» Short exercise
From the entries below, please gather each line containing the string "kaitiaki".

» Stored entries
"""
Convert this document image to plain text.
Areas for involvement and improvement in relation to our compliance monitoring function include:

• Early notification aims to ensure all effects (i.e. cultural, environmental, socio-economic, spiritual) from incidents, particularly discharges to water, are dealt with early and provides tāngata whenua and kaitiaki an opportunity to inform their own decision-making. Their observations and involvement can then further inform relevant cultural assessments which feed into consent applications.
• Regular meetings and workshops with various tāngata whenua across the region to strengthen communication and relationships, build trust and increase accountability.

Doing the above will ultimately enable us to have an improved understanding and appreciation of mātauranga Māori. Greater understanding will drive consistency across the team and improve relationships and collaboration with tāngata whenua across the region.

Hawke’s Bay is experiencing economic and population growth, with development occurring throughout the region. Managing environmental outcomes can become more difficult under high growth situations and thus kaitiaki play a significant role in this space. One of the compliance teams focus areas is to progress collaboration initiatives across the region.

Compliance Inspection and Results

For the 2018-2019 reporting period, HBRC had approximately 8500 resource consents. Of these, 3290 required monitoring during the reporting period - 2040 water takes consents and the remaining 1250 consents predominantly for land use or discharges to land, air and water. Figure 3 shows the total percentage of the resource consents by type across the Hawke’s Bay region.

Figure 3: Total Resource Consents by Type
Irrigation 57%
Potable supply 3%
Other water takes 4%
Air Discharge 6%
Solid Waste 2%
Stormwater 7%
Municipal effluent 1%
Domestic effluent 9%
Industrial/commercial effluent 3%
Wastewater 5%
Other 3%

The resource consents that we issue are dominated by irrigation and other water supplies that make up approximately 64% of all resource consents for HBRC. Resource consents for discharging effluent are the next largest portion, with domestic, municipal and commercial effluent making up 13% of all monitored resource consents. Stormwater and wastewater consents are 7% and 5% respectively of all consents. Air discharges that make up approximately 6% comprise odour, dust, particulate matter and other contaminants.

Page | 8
"""
» Solution to this exercise
• Early notification aims to ensure all effects (i.e. cultural, environmental, socio-economic, spiritual) from incidents, particularly discharges to water, are dealt with early and provides tāngata whenua and kaitiaki an opportunity to inform their own decision-making. Their observations and involvement can then further inform relevant cultural assessments which feed into consent applications.
Hawke’s Bay is experiencing economic and population growth, with development occurring throughout the region. Managing environmental outcomes can become more difficult under high growth situations and thus kaitiaki play a significant role in this space. One of the compliance teams focus areas is to progress collaboration initiatives across the region.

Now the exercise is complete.